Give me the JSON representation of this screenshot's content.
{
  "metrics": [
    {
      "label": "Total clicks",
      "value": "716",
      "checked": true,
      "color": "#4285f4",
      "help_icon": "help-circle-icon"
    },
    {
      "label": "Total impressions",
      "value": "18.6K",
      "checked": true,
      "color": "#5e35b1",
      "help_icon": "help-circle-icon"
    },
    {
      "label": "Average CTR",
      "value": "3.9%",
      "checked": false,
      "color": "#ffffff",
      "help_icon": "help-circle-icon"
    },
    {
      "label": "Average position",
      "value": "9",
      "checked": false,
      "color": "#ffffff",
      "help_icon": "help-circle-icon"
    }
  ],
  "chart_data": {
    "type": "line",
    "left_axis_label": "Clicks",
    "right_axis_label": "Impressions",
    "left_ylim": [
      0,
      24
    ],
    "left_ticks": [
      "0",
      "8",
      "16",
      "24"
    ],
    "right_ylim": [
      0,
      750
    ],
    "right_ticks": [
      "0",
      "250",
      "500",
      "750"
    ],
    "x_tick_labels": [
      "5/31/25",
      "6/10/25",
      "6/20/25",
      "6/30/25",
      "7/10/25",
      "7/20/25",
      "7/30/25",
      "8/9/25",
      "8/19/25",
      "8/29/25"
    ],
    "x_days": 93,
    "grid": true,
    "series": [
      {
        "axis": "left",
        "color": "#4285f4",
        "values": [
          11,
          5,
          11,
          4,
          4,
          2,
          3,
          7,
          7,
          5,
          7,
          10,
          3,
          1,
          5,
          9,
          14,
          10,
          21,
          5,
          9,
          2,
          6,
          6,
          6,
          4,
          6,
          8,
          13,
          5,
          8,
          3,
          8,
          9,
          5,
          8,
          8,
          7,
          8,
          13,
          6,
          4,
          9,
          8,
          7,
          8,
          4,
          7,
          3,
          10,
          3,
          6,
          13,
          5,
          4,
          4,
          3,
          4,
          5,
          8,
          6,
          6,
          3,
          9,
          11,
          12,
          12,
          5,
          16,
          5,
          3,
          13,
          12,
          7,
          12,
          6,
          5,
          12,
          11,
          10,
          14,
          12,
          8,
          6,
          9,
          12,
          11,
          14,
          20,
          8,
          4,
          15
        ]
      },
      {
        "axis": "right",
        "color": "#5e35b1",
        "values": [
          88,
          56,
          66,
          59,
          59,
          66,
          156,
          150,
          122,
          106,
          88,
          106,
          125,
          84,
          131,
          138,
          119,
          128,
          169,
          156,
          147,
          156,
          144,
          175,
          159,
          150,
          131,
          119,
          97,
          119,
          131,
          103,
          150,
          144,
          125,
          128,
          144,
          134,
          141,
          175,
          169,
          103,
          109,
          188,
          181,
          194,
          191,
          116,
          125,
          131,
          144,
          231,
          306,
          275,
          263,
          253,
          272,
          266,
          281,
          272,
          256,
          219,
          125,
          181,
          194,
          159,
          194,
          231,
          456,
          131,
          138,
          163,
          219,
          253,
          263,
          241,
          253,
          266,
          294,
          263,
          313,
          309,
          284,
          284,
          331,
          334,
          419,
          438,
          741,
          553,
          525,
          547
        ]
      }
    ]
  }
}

- _TASK DESCRIPTION_
Print out all the entries precisely as written.

- _EXERCISE RESPONSE_
Give me the JSON representation of this screenshot's content.
{
  "metrics": [
    {
      "label": "Total clicks",
      "value": "716",
      "checked": true,
      "color": "#4285f4",
      "help_icon": "help-circle-icon"
    },
    {
      "label": "Total impressions",
      "value": "18.6K",
      "checked": true,
      "color": "#5e35b1",
      "help_icon": "help-circle-icon"
    },
    {
      "label": "Average CTR",
      "value": "3.9%",
      "checked": false,
      "color": "#ffffff",
      "help_icon": "help-circle-icon"
    },
    {
      "label": "Average position",
      "value": "9",
      "checked": false,
      "color": "#ffffff",
      "help_icon": "help-circle-icon"
    }
  ],
  "chart_data": {
    "type": "line",
    "left_axis_label": "Clicks",
    "right_axis_label": "Impressions",
    "left_ylim": [
      0,
      24
    ],
    "left_ticks": [
      "0",
      "8",
      "16",
      "24"
    ],
    "right_ylim": [
      0,
      750
    ],
    "right_ticks": [
      "0",
      "250",
      "500",
      "750"
    ],
    "x_tick_labels": [
      "5/31/25",
      "6/10/25",
      "6/20/25",
      "6/30/25",
      "7/10/25",
      "7/20/25",
      "7/30/25",
      "8/9/25",
      "8/19/25",
      "8/29/25"
    ],
    "x_days": 93,
    "grid": true,
    "series": [
      {
        "axis": "left",
        "color": "#4285f4",
        "values": [
          11,
          5,
          11,
          4,
          4,
          2,
          3,
          7,
          7,
          5,
          7,
          10,
          3,
          1,
          5,
          9,
          14,
          10,
          21,
          5,
          9,
          2,
          6,
          6,
          6,
          4,
          6,
          8,
          13,
          5,
          8,
          3,
          8,
          9,
          5,
          8,
          8,
          7,
          8,
          13,
          6,
          4,
          9,
          8,
          7,
          8,
          4,
          7,
          3,
          10,
          3,
          6,
          13,
          5,
          4,
          4,
          3,
          4,
          5,
          8,
          6,
          6,
          3,
          9,
          11,
          12,
          12,
          5,
          16,
          5,
          3,
          13,
          12,
          7,
          12,
          6,
          5,
          12,
          11,
          10,
          14,
          12,
          8,
          6,
          9,
          12,
          11,
          14,
          20,
          8,
          4,
          15
        ]
      },
      {
        "axis": "right",
        "color": "#5e35b1",
        "values": [
          88,
          56,
          66,
          59,
          59,
          66,
          156,
          150,
          122,
          106,
          88,
          106,
          125,
          84,
          131,
          138,
          119,
          128,
          169,
          156,
          147,
          156,
          144,
          175,
          159,
          150,
          131,
          119,
          97,
          119,
          131,
          103,
          150,
          144,
          125,
          128,
          144,
          134,
          141,
          175,
          169,
          103,
          109,
          188,
          181,
          194,
          191,
          116,
          125,
          131,
          144,
          231,
          306,
          275,
          263,
          253,
          272,
          266,
          281,
          272,
          256,
          219,
          125,
          181,
          194,
          159,
          194,
          231,
          456,
          131,
          138,
          163,
          219,
          253,
          263,
          241,
          253,
          266,
          294,
          263,
          313,
          309,
          284,
          284,
          331,
          334,
          419,
          438,
          741,
          553,
          525,
          547
        ]
      }
    ]
  }
}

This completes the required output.